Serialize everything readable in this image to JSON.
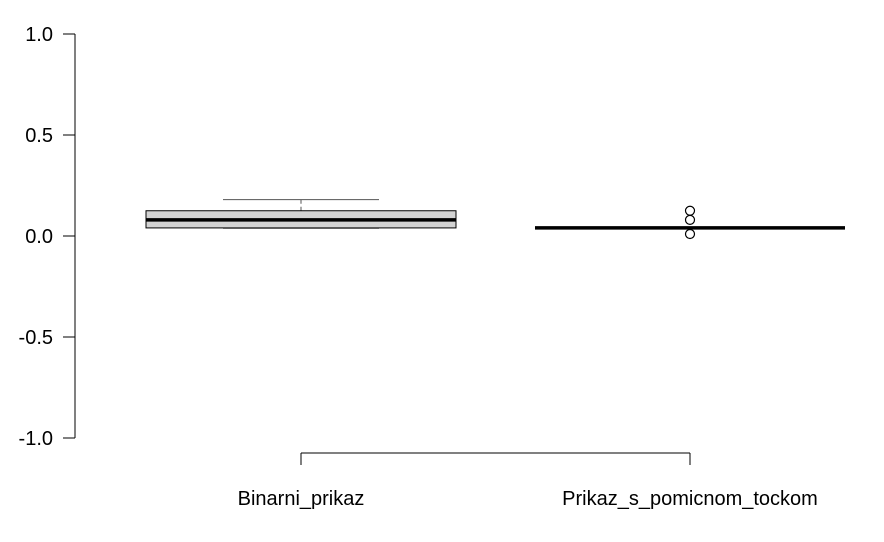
{
  "chart_data": {
    "type": "boxplot",
    "title": "",
    "xlabel": "",
    "ylabel": "",
    "ylim": [
      -1.0,
      1.0
    ],
    "yticks": [
      -1.0,
      -0.5,
      0.0,
      0.5,
      1.0
    ],
    "ytick_labels": [
      "-1.0",
      "-0.5",
      "0.0",
      "0.5",
      "1.0"
    ],
    "categories": [
      "Binarni_prikaz",
      "Prikaz_s_pomicnom_tockom"
    ],
    "boxes": [
      {
        "category": "Binarni_prikaz",
        "whisker_low": 0.04,
        "q1": 0.04,
        "median": 0.08,
        "q3": 0.125,
        "whisker_high": 0.18,
        "outliers": []
      },
      {
        "category": "Prikaz_s_pomicnom_tockom",
        "whisker_low": 0.04,
        "q1": 0.04,
        "median": 0.04,
        "q3": 0.04,
        "whisker_high": 0.04,
        "outliers": [
          0.01,
          0.08,
          0.125
        ]
      }
    ],
    "colors": {
      "box_fill": "#d3d3d3",
      "stroke": "#000000",
      "whisker": "#555555"
    },
    "grid": false,
    "legend": "none"
  }
}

**GIVEN PROBLEM:**
Take every line from the data that contains the word "category".

**EXERCISE ANSWER:**
        "category": "Binarni_prikaz",
        "category": "Prikaz_s_pomicnom_tockom",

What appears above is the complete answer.